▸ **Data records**
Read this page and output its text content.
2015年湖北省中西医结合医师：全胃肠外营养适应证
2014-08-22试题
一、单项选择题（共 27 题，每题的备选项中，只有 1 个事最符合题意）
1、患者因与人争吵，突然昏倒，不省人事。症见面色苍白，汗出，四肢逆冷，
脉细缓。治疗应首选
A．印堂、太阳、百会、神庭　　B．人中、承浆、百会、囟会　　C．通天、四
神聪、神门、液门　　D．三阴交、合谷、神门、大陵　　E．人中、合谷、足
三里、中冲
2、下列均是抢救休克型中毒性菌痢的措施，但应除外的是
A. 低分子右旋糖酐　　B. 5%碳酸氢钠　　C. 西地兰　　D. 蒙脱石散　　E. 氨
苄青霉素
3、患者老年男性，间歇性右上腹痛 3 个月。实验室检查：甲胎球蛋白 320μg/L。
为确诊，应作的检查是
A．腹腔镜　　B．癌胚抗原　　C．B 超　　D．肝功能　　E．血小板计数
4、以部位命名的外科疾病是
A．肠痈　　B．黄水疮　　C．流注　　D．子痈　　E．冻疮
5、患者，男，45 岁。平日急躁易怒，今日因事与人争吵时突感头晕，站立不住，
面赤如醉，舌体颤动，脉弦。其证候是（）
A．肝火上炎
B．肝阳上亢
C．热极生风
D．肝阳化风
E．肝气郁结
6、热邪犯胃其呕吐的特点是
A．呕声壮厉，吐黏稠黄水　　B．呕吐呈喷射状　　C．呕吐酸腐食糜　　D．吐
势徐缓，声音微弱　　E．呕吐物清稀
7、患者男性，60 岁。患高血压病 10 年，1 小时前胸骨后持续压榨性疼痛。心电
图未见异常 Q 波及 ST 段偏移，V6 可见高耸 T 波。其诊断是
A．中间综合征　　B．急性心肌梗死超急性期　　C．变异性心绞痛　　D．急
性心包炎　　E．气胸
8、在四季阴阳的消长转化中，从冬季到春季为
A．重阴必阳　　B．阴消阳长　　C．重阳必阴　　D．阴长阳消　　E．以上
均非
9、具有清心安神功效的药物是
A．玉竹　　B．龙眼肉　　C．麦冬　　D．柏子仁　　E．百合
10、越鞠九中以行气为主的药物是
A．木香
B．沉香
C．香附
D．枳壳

▸ **TASK STATEMENT**
Using the exact wording, write out all of the records.

▸ **OUTPUT FOR THIS TASK**
Read this page and output its text content.
2015年湖北省中西医结合医师：全胃肠外营养适应证
2014-08-22试题
一、单项选择题（共 27 题，每题的备选项中，只有 1 个事最符合题意）
1、患者因与人争吵，突然昏倒，不省人事。症见面色苍白，汗出，四肢逆冷，
脉细缓。治疗应首选
A．印堂、太阳、百会、神庭　　B．人中、承浆、百会、囟会　　C．通天、四
神聪、神门、液门　　D．三阴交、合谷、神门、大陵　　E．人中、合谷、足
三里、中冲
2、下列均是抢救休克型中毒性菌痢的措施，但应除外的是
A. 低分子右旋糖酐　　B. 5%碳酸氢钠　　C. 西地兰　　D. 蒙脱石散　　E. 氨
苄青霉素
3、患者老年男性，间歇性右上腹痛 3 个月。实验室检查：甲胎球蛋白 320μg/L。
为确诊，应作的检查是
A．腹腔镜　　B．癌胚抗原　　C．B 超　　D．肝功能　　E．血小板计数
4、以部位命名的外科疾病是
A．肠痈　　B．黄水疮　　C．流注　　D．子痈　　E．冻疮
5、患者，男，45 岁。平日急躁易怒，今日因事与人争吵时突感头晕，站立不住，
面赤如醉，舌体颤动，脉弦。其证候是（）
A．肝火上炎
B．肝阳上亢
C．热极生风
D．肝阳化风
E．肝气郁结
6、热邪犯胃其呕吐的特点是
A．呕声壮厉，吐黏稠黄水　　B．呕吐呈喷射状　　C．呕吐酸腐食糜　　D．吐
势徐缓，声音微弱　　E．呕吐物清稀
7、患者男性，60 岁。患高血压病 10 年，1 小时前胸骨后持续压榨性疼痛。心电
图未见异常 Q 波及 ST 段偏移，V6 可见高耸 T 波。其诊断是
A．中间综合征　　B．急性心肌梗死超急性期　　C．变异性心绞痛　　D．急
性心包炎　　E．气胸
8、在四季阴阳的消长转化中，从冬季到春季为
A．重阴必阳　　B．阴消阳长　　C．重阳必阴　　D．阴长阳消　　E．以上
均非
9、具有清心安神功效的药物是
A．玉竹　　B．龙眼肉　　C．麦冬　　D．柏子仁　　E．百合
10、越鞠九中以行气为主的药物是
A．木香
B．沉香
C．香附
D．枳壳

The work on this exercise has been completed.